**Stated exercise:**
Find all the lines with "displacement" and gather them.

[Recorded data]
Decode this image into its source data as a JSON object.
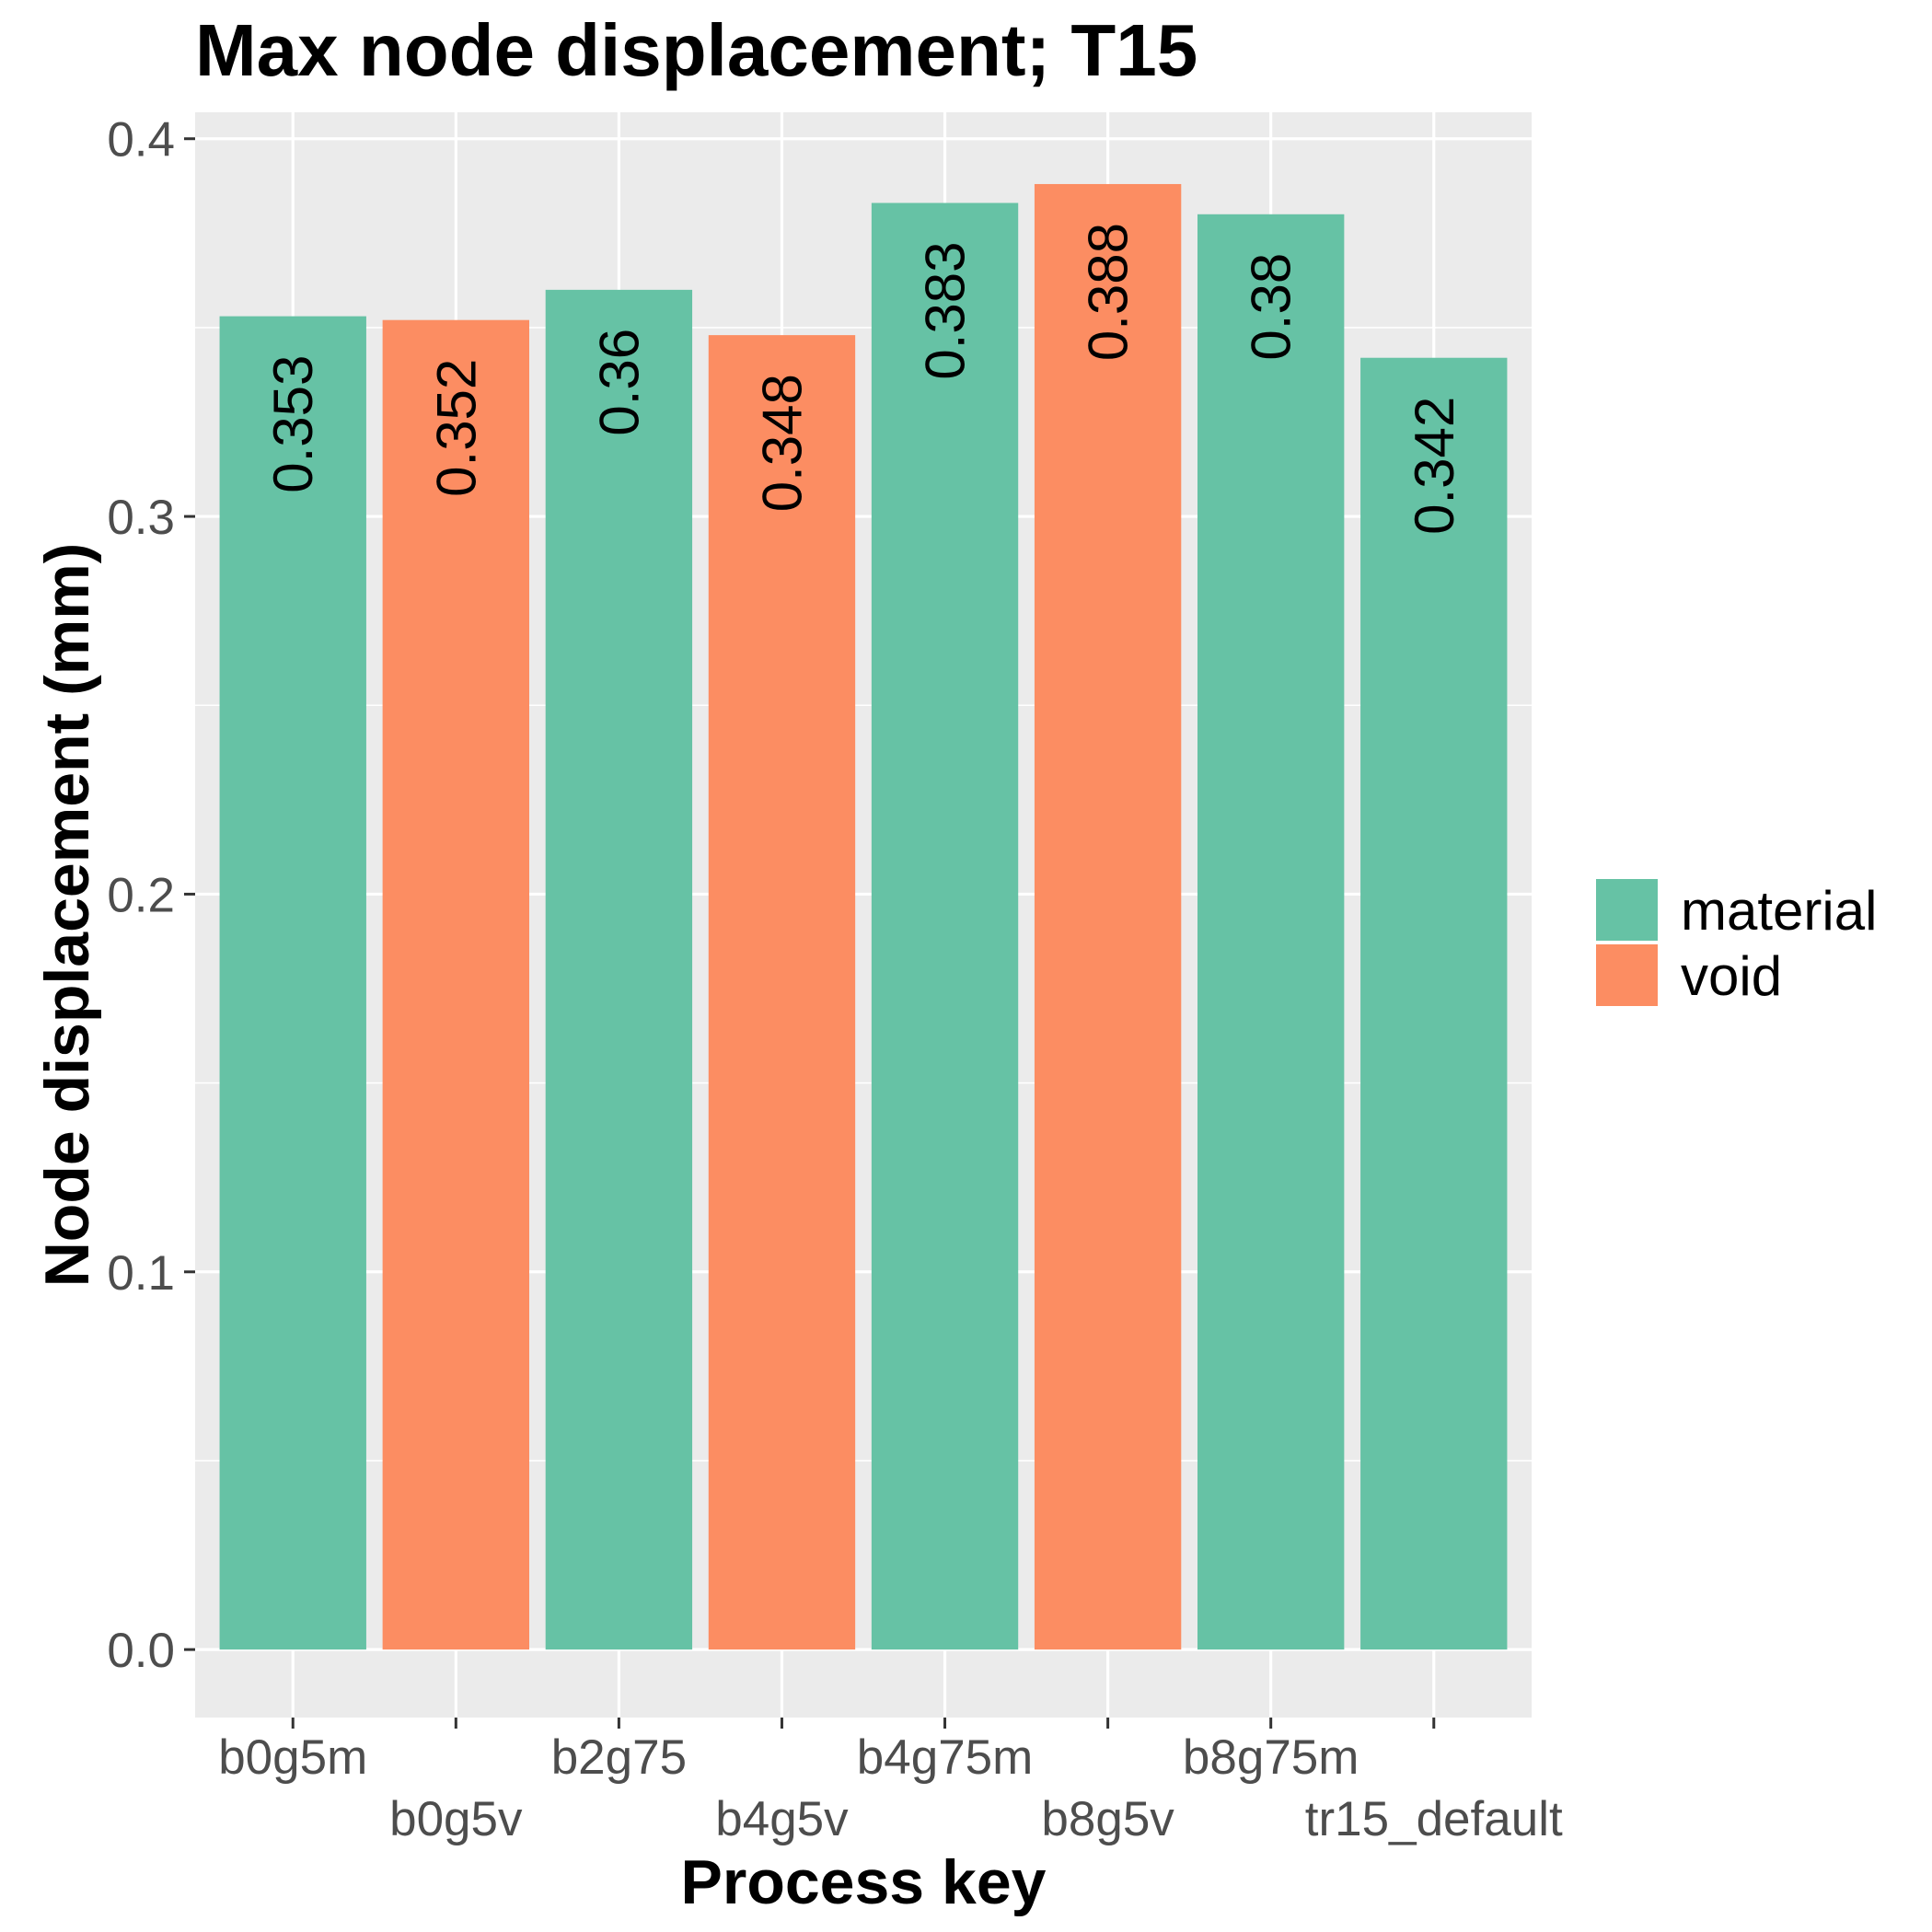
{
  "chart_data": {
    "type": "bar",
    "title": "Max node displacement; T15",
    "xlabel": "Process key",
    "ylabel": "Node displacement (mm)",
    "categories": [
      "b0g5m",
      "b0g5v",
      "b2g75",
      "b4g5v",
      "b4g75m",
      "b8g5v",
      "b8g75m",
      "tr15_default"
    ],
    "values": [
      0.353,
      0.352,
      0.36,
      0.348,
      0.383,
      0.388,
      0.38,
      0.342
    ],
    "value_labels": [
      "0.353",
      "0.352",
      "0.36",
      "0.348",
      "0.383",
      "0.388",
      "0.38",
      "0.342"
    ],
    "groups": [
      "material",
      "void",
      "material",
      "void",
      "material",
      "void",
      "material",
      "material"
    ],
    "ylim": [
      -0.018,
      0.407
    ],
    "yticks": [
      0.0,
      0.1,
      0.2,
      0.3,
      0.4
    ],
    "ytick_labels": [
      "0.0",
      "0.1",
      "0.2",
      "0.3",
      "0.4"
    ],
    "grid": true,
    "legend": {
      "position": "right",
      "entries": [
        {
          "name": "material",
          "color": "#66c2a5"
        },
        {
          "name": "void",
          "color": "#fc8d62"
        }
      ]
    },
    "colors": {
      "material": "#66c2a5",
      "void": "#fc8d62",
      "panel_background": "#ebebeb",
      "grid": "#ffffff"
    }
  }
}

**The output:**
    "title": "Max node displacement; T15",
    "ylabel": "Node displacement (mm)",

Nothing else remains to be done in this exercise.